### Data records
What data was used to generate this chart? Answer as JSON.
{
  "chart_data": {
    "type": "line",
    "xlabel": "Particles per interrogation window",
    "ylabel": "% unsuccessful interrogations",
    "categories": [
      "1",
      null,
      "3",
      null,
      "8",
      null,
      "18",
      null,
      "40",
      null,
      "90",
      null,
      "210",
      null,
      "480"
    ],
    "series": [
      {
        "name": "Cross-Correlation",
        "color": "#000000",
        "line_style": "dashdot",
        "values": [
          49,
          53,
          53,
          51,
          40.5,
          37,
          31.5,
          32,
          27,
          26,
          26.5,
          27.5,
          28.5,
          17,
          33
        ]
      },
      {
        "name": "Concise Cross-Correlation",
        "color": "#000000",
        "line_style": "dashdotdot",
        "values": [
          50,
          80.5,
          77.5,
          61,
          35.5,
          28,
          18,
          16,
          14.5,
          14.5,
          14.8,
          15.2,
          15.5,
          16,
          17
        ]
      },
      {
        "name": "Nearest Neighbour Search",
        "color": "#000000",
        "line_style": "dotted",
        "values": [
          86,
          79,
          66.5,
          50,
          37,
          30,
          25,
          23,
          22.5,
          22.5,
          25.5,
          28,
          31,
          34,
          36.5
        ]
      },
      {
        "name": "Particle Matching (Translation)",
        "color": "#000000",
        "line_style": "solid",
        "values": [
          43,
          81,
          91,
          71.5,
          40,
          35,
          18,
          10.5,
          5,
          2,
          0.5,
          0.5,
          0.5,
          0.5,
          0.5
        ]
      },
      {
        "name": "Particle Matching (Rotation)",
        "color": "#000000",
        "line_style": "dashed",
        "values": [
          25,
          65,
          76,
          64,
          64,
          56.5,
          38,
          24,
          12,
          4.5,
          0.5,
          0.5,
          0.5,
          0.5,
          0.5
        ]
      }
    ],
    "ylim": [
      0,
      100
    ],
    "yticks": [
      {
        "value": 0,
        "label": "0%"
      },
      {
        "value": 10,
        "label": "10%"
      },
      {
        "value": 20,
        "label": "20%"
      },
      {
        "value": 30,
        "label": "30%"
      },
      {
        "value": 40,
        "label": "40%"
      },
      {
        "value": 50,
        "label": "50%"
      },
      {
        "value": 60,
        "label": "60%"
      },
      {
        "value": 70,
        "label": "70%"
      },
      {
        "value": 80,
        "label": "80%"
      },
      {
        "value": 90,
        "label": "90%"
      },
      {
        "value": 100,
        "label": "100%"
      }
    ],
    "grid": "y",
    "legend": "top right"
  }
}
######
* Exercise goal *
Quote the listing in full, please, keeping every line exact.

* In response *
What data was used to generate this chart? Answer as JSON.
{
  "chart_data": {
    "type": "line",
    "xlabel": "Particles per interrogation window",
    "ylabel": "% unsuccessful interrogations",
    "categories": [
      "1",
      null,
      "3",
      null,
      "8",
      null,
      "18",
      null,
      "40",
      null,
      "90",
      null,
      "210",
      null,
      "480"
    ],
    "series": [
      {
        "name": "Cross-Correlation",
        "color": "#000000",
        "line_style": "dashdot",
        "values": [
          49,
          53,
          53,
          51,
          40.5,
          37,
          31.5,
          32,
          27,
          26,
          26.5,
          27.5,
          28.5,
          17,
          33
        ]
      },
      {
        "name": "Concise Cross-Correlation",
        "color": "#000000",
        "line_style": "dashdotdot",
        "values": [
          50,
          80.5,
          77.5,
          61,
          35.5,
          28,
          18,
          16,
          14.5,
          14.5,
          14.8,
          15.2,
          15.5,
          16,
          17
        ]
      },
      {
        "name": "Nearest Neighbour Search",
        "color": "#000000",
        "line_style": "dotted",
        "values": [
          86,
          79,
          66.5,
          50,
          37,
          30,
          25,
          23,
          22.5,
          22.5,
          25.5,
          28,
          31,
          34,
          36.5
        ]
      },
      {
        "name": "Particle Matching (Translation)",
        "color": "#000000",
        "line_style": "solid",
        "values": [
          43,
          81,
          91,
          71.5,
          40,
          35,
          18,
          10.5,
          5,
          2,
          0.5,
          0.5,
          0.5,
          0.5,
          0.5
        ]
      },
      {
        "name": "Particle Matching (Rotation)",
        "color": "#000000",
        "line_style": "dashed",
        "values": [
          25,
          65,
          76,
          64,
          64,
          56.5,
          38,
          24,
          12,
          4.5,
          0.5,
          0.5,
          0.5,
          0.5,
          0.5
        ]
      }
    ],
    "ylim": [
      0,
      100
    ],
    "yticks": [
      {
        "value": 0,
        "label": "0%"
      },
      {
        "value": 10,
        "label": "10%"
      },
      {
        "value": 20,
        "label": "20%"
      },
      {
        "value": 30,
        "label": "30%"
      },
      {
        "value": 40,
        "label": "40%"
      },
      {
        "value": 50,
        "label": "50%"
      },
      {
        "value": 60,
        "label": "60%"
      },
      {
        "value": 70,
        "label": "70%"
      },
      {
        "value": 80,
        "label": "80%"
      },
      {
        "value": 90,
        "label": "90%"
      },
      {
        "value": 100,
        "label": "100%"
      }
    ],
    "grid": "y",
    "legend": "top right"
  }
}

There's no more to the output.